*THE PROBLEM*. Starting at the beginning of the records and going on through the line with "- table-row[interactable]: 꿈 일기의", write those lines out again, substituting "modify-post-button" for "edit-post-button" and leaving everything else as it is.

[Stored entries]

**********

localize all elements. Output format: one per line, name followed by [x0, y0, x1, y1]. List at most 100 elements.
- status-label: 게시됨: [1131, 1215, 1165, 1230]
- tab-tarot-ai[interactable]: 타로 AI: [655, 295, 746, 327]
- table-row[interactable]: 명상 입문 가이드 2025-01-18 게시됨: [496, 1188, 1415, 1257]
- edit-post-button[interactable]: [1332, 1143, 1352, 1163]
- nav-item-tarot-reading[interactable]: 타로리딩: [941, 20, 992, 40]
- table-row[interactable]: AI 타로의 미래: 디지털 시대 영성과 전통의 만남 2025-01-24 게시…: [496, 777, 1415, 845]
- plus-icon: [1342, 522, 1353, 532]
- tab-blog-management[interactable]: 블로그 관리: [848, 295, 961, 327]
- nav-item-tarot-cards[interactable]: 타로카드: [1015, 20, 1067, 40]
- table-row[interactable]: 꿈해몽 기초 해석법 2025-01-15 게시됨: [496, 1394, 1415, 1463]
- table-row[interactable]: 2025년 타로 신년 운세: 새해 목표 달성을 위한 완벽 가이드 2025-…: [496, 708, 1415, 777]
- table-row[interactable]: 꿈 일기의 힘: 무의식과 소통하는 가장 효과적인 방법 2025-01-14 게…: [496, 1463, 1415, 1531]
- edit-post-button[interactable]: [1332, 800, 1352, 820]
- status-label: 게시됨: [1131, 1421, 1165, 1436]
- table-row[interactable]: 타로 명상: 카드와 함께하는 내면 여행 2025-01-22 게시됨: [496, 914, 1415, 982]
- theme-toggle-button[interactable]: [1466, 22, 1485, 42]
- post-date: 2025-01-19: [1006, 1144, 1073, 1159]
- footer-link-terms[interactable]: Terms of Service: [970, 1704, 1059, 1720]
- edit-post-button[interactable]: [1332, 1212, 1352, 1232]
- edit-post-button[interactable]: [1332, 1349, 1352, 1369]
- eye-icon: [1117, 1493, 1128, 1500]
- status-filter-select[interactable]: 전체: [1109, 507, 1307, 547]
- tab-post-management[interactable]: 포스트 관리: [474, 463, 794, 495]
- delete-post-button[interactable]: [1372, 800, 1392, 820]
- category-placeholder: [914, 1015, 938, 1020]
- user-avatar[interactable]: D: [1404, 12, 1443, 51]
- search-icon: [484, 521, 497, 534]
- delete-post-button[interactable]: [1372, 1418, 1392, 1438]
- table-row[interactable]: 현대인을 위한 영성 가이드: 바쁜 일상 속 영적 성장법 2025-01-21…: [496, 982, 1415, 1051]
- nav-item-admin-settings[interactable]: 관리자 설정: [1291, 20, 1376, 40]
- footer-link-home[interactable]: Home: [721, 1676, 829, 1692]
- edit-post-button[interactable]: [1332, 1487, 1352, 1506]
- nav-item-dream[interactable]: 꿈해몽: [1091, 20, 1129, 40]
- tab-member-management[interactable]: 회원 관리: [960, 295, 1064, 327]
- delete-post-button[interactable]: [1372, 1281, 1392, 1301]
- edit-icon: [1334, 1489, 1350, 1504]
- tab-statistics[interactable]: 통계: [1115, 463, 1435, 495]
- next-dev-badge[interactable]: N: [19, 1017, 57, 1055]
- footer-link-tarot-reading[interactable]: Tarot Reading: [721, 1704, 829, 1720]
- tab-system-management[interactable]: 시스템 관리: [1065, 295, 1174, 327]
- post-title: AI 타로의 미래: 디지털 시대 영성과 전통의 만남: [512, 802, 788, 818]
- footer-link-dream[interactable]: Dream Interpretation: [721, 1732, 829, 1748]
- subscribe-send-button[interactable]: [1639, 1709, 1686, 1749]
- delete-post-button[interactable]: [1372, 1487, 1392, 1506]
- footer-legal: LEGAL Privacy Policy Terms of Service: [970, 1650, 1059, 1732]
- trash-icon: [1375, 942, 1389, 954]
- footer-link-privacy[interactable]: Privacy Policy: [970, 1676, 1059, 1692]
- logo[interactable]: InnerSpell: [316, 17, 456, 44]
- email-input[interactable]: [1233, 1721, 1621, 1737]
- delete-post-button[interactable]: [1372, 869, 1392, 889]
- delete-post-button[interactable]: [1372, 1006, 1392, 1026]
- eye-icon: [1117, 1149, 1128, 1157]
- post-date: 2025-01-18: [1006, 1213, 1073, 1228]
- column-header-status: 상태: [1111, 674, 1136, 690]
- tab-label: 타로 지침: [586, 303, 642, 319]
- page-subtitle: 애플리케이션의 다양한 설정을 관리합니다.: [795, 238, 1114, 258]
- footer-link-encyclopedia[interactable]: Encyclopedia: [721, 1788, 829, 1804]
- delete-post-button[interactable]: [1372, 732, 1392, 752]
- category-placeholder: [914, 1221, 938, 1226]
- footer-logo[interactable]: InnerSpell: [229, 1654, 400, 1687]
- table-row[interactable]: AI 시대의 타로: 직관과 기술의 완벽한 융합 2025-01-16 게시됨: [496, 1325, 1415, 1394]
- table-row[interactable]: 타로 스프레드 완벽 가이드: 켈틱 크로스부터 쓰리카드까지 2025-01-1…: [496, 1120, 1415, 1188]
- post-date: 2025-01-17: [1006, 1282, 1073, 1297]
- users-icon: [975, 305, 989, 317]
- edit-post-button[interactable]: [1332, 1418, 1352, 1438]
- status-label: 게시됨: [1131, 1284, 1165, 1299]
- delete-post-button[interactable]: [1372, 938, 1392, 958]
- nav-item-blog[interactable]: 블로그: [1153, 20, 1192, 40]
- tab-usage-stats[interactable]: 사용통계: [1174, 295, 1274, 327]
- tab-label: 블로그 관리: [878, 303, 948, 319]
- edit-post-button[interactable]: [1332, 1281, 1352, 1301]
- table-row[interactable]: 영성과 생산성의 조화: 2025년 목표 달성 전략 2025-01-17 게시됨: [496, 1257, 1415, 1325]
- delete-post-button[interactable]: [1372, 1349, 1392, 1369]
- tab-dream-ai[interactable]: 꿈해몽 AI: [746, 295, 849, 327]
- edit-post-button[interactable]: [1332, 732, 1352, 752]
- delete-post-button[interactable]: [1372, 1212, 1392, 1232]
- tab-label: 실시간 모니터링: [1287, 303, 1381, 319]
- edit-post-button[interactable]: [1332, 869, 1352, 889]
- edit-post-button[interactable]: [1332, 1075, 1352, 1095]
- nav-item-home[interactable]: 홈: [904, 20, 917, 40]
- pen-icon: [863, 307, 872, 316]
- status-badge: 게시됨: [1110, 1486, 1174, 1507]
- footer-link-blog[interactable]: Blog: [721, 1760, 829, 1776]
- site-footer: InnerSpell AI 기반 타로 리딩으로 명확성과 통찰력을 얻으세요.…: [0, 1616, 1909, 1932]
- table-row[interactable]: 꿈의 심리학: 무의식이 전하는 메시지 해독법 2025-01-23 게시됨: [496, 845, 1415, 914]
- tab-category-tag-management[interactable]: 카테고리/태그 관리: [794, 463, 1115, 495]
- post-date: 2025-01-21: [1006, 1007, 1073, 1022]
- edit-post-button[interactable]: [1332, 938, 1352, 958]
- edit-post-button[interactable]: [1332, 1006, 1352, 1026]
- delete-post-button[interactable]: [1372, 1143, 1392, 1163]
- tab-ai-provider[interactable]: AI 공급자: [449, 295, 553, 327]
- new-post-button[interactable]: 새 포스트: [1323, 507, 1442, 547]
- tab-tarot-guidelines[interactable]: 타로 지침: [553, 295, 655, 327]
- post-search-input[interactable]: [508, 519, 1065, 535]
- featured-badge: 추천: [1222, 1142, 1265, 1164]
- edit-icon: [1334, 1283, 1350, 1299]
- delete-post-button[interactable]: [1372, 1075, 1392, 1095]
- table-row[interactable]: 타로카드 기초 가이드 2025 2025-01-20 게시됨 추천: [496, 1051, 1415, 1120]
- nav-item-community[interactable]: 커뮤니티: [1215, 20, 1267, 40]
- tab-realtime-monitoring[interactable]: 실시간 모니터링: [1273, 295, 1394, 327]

**********

*SOLUTION*.
localize all elements. Output format: one per line, name followed by [x0, y0, x1, y1]. List at most 100 elements.
- status-label: 게시됨: [1131, 1215, 1165, 1230]
- tab-tarot-ai[interactable]: 타로 AI: [655, 295, 746, 327]
- table-row[interactable]: 명상 입문 가이드 2025-01-18 게시됨: [496, 1188, 1415, 1257]
- modify-post-button[interactable]: [1332, 1143, 1352, 1163]
- nav-item-tarot-reading[interactable]: 타로리딩: [941, 20, 992, 40]
- table-row[interactable]: AI 타로의 미래: 디지털 시대 영성과 전통의 만남 2025-01-24 게시…: [496, 777, 1415, 845]
- plus-icon: [1342, 522, 1353, 532]
- tab-blog-management[interactable]: 블로그 관리: [848, 295, 961, 327]
- nav-item-tarot-cards[interactable]: 타로카드: [1015, 20, 1067, 40]
- table-row[interactable]: 꿈해몽 기초 해석법 2025-01-15 게시됨: [496, 1394, 1415, 1463]
- table-row[interactable]: 2025년 타로 신년 운세: 새해 목표 달성을 위한 완벽 가이드 2025-…: [496, 708, 1415, 777]
- table-row[interactable]: 꿈 일기의 힘: 무의식과 소통하는 가장 효과적인 방법 2025-01-14 게…: [496, 1463, 1415, 1531]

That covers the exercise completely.